--- Short problem a ---
Convert the records, starting at the first line and ending at the line that contains "industry-photo [666, 416, 856, 606]", into a numbered list without blank lines.

--- Extract to read ---
CoreData is a very sensitive topic. Here and elsewhere, it’s a recurrent theme. Just last week I had a hair-pulling problem with it that was solved in a ridiculous manner. I’ll document it later for future reference.
This week, triggered by an article on the verge, the spotlight came once again on the difficulties of that technology, namely that it just doesn’t work with iCloud, which by all other accounts works just fine.
It is kind of frustrating (yet completely accurate) to hear from pundits and users that iCloud just works for them for most things, especially Apple’s own products, and that CoreData-based apps work unreliably, if at all. The perception of people not actually trying to make it work is that it’s somehow the developer’s fault for not supporting it. Hence this article on the verge, which highlights the fact that it’s not the developer’s fault. This is a good intent, but unfortunately doesn’t solve anything, since it kind of waggles the finger at Apple and doesn’t explain anything.
But what is the actual problem?
CoreData is a framework for storing an application’s data in an efficient (hopefully) and compact way. It was introduced in 2005 for a very simple purpose: stopping the developers from storing stuff on the user’s disk in “messy” ways. By giving access to a framework that would help keeping everything tidied up in a single (for the “messy” part) database (for the “efficient” part), Apple essentially said that CoreData was a solution to pretty much every storage ailment that plagued the applications: custom file formats that could be ugly and slow, the headache of having “relationships” between parts of documents that would end up mangled or inefficient, etc.
CoreData is a simplification of storage techniques maintained by Apple and therefore reliable, is the underlying tenet. And for the most part, it is reliable and efficient.
iCloud, on the other hand, is addressing another part of the storage problem : syncing. It is a service/framework meant to make the storage on every device a user owns kind of the same storage space. Meaning, if I create a file on device A, it is created on B and C as well. If I modify it on C, the modification is echoed on A and B without any user interaction. Behind the scene, the service keeps track of the modifications in the storage it’s responsible for, pushes them through the network, and based on the last modification date and some other factors, every device decides which files on disk to replace with the one “in the cloud”. The syncing problem is a hard one, because of all the fringe cases (what if I modified a file on my laptop, then closed it before it sent something, then made another modification on my iPad? Which version is the right one? can we mix them safely?), but for small and “atomic” files, it works well enough.

--- Short problem b ---
Copy the passage on CoreData and iCloud, starting at "But what is" and ending at "reliable and efficient.", and swap every "framework" for "library".

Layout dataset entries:
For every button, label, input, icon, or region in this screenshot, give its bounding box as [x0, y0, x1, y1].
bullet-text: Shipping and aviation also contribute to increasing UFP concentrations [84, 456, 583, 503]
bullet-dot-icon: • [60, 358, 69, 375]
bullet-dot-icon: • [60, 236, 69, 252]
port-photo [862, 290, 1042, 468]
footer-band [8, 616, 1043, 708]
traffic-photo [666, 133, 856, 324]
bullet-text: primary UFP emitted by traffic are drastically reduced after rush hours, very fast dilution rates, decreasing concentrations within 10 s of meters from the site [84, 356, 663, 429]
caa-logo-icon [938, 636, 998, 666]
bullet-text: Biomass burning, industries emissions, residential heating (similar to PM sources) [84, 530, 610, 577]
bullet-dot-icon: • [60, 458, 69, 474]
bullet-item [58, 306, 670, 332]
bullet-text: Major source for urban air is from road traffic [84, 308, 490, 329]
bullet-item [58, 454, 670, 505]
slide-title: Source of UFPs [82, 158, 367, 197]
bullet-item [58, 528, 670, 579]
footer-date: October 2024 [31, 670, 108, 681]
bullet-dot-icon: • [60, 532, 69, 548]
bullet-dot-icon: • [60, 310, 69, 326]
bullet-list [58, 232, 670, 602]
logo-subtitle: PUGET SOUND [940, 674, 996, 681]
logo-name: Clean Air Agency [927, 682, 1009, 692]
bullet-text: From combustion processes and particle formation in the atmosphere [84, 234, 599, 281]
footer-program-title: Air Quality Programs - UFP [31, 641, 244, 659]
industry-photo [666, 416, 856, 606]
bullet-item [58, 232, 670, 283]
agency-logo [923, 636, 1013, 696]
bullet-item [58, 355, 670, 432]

--- Complete response a ---
1. For every button, label, input, icon, or region in this screenshot, give its bounding box as [x0, y0, x1, y1].
2. bullet-text: Shipping and aviation also contribute to increasing UFP concentrations [84, 456, 583, 503]
3. bullet-dot-icon: • [60, 358, 69, 375]
4. bullet-dot-icon: • [60, 236, 69, 252]
5. port-photo [862, 290, 1042, 468]
6. footer-band [8, 616, 1043, 708]
7. traffic-photo [666, 133, 856, 324]
8. bullet-text: primary UFP emitted by traffic are drastically reduced after rush hours, very fast dilution rates, decreasing concentrations within 10 s of meters from the site [84, 356, 663, 429]
9. caa-logo-icon [938, 636, 998, 666]
10. bullet-text: Biomass burning, industries emissions, residential heating (similar to PM sources) [84, 530, 610, 577]
11. bullet-dot-icon: • [60, 458, 69, 474]
12. bullet-item [58, 306, 670, 332]
13. bullet-text: Major source for urban air is from road traffic [84, 308, 490, 329]
14. bullet-item [58, 454, 670, 505]
15. slide-title: Source of UFPs [82, 158, 367, 197]
16. bullet-item [58, 528, 670, 579]
17. footer-date: October 2024 [31, 670, 108, 681]
18. bullet-dot-icon: • [60, 532, 69, 548]
19. bullet-dot-icon: • [60, 310, 69, 326]
20. bullet-list [58, 232, 670, 602]
21. logo-subtitle: PUGET SOUND [940, 674, 996, 681]
22. logo-name: Clean Air Agency [927, 682, 1009, 692]
23. bullet-text: From combustion processes and particle formation in the atmosphere [84, 234, 599, 281]
24. footer-program-title: Air Quality Programs - UFP [31, 641, 244, 659]
25. industry-photo [666, 416, 856, 606]

--- Complete response b ---
But what is the actual problem?
CoreData is a library for storing an application’s data in an efficient (hopefully) and compact way. It was introduced in 2005 for a very simple purpose: stopping the developers from storing stuff on the user’s disk in “messy” ways. By giving access to a library that would help keeping everything tidied up in a single (for the “messy” part) database (for the “efficient” part), Apple essentially said that CoreData was a solution to pretty much every storage ailment that plagued the applications: custom file formats that could be ugly and slow, the headache of having “relationships” between parts of documents that would end up mangled or inefficient, etc.
CoreData is a simplification of storage techniques maintained by Apple and therefore reliable, is the underlying tenet. And for the most part, it is reliable and efficient.